What the exercise asks » Show all lines from the listing below that contain "vertical".

★ ★ ★ ★ ★ ★ ★

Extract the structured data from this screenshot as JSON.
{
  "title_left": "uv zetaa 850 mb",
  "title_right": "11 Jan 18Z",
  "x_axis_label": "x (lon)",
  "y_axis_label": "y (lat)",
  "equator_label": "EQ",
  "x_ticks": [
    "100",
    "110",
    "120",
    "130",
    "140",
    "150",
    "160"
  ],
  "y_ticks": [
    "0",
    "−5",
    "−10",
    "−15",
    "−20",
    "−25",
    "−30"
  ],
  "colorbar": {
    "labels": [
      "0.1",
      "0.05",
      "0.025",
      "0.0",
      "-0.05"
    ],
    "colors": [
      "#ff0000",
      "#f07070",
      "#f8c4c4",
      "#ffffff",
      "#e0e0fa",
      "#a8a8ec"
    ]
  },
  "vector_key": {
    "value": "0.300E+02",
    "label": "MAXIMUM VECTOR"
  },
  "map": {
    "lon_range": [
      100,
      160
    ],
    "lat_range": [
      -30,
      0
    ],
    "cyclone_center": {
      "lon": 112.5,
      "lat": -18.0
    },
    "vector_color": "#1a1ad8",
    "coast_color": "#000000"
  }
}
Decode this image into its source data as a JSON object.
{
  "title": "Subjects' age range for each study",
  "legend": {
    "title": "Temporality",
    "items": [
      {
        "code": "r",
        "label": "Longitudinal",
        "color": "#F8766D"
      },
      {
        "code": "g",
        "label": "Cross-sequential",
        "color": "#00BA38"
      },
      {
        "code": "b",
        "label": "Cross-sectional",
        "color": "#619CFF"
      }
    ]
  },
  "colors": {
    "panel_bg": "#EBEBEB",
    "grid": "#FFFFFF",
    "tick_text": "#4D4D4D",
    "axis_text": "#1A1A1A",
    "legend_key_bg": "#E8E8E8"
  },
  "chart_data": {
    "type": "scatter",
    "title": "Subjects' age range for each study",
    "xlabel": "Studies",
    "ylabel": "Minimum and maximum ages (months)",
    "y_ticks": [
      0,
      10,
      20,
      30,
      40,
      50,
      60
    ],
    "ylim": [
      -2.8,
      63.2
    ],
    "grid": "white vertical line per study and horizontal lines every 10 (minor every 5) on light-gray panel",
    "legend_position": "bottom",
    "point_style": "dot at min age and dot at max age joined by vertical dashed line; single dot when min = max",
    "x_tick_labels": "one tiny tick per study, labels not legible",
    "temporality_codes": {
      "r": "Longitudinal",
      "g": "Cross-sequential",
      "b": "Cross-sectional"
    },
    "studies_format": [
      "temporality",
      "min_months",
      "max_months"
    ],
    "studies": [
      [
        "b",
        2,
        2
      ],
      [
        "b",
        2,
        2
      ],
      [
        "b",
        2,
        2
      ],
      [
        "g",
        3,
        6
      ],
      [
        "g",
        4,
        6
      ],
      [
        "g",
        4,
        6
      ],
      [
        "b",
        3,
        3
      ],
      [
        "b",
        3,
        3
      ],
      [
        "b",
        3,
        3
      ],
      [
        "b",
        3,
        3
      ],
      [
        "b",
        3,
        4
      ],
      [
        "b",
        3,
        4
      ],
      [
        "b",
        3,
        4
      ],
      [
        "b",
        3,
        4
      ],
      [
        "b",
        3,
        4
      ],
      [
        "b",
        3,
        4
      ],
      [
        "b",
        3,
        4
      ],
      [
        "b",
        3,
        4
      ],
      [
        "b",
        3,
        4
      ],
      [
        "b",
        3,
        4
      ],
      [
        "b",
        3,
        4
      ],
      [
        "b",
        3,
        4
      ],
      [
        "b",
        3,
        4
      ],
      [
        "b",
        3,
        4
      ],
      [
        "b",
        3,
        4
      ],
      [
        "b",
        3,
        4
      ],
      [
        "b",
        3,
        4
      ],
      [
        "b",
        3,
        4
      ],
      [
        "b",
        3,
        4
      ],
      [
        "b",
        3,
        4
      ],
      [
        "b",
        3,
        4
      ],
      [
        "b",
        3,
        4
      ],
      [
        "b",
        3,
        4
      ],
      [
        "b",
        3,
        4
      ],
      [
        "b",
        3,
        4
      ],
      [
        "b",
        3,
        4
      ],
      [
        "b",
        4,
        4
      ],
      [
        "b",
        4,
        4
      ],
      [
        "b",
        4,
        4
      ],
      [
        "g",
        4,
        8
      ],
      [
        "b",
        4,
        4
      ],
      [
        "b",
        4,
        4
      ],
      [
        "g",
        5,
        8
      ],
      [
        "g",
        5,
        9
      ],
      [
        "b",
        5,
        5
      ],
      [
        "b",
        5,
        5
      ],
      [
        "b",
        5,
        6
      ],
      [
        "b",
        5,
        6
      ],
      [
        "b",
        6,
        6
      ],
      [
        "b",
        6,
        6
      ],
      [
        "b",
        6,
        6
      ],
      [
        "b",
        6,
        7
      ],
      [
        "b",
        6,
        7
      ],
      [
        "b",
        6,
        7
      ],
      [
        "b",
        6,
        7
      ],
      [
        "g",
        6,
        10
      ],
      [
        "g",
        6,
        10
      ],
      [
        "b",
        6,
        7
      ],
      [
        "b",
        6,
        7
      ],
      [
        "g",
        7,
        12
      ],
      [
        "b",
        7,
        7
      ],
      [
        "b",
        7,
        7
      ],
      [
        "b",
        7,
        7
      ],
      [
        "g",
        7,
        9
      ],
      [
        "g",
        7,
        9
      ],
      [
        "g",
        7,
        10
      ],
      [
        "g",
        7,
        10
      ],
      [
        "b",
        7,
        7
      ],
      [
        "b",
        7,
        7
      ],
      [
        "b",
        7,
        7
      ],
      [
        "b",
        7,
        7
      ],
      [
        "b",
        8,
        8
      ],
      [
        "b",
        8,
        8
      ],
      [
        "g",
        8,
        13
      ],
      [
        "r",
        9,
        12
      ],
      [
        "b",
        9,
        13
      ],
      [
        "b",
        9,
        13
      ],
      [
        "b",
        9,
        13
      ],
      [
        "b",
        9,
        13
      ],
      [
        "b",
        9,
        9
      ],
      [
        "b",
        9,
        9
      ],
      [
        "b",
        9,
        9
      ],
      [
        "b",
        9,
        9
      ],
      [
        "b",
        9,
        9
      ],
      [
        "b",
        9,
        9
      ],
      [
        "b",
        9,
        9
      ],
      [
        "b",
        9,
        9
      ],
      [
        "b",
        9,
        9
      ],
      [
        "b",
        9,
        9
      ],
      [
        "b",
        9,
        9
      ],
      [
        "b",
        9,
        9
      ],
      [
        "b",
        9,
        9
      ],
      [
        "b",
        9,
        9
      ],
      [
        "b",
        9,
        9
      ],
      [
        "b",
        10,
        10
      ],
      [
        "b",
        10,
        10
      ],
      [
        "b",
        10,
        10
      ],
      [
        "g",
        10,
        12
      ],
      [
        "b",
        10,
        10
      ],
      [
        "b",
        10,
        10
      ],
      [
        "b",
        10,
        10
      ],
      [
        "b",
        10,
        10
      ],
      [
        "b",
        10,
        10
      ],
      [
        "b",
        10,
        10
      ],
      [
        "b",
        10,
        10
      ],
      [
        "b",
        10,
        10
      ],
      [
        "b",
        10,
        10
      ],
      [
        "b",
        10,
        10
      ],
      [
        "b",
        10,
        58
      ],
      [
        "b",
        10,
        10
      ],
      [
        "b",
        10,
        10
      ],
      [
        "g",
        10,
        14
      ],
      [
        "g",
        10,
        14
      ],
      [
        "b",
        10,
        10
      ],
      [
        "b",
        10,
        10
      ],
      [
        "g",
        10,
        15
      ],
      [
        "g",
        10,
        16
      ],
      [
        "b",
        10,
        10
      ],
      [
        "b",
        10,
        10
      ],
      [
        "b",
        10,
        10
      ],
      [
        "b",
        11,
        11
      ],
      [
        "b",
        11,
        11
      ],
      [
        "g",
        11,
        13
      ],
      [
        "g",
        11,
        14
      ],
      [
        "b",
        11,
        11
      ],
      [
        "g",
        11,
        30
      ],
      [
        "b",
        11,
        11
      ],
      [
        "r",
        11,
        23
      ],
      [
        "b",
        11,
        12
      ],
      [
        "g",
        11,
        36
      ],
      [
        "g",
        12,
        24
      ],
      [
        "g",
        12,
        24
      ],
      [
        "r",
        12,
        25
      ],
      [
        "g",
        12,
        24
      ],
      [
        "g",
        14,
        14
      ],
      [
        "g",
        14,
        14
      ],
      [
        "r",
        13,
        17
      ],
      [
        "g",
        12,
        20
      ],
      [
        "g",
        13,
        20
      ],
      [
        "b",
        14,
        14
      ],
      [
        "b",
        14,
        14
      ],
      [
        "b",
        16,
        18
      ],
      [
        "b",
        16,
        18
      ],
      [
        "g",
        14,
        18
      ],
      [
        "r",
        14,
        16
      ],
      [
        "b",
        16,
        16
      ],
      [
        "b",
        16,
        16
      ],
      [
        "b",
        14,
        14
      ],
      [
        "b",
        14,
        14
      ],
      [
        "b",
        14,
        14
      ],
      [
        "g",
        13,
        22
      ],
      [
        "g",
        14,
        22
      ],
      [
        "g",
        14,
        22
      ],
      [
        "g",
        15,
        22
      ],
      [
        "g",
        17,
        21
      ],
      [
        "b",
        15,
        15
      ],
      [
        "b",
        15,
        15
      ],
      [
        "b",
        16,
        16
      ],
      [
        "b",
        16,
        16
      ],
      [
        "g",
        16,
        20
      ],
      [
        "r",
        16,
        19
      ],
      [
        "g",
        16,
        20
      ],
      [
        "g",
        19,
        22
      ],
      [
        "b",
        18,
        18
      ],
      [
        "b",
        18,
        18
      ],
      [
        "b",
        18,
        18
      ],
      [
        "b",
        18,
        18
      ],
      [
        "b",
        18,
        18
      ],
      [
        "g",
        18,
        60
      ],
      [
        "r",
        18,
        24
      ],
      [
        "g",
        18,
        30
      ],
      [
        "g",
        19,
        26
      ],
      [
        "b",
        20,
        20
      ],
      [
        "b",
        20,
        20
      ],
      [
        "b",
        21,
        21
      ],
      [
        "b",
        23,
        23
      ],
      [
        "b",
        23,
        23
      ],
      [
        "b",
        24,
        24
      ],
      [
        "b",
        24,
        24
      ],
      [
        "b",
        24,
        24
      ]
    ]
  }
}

★ ★ ★ ★ ★ ★ ★

Solved problem »
    "grid": "white vertical line per study and horizontal lines every 10 (minor every 5) on light-gray panel",
    "point_style": "dot at min age and dot at max age joined by vertical dashed line; single dot when min = max",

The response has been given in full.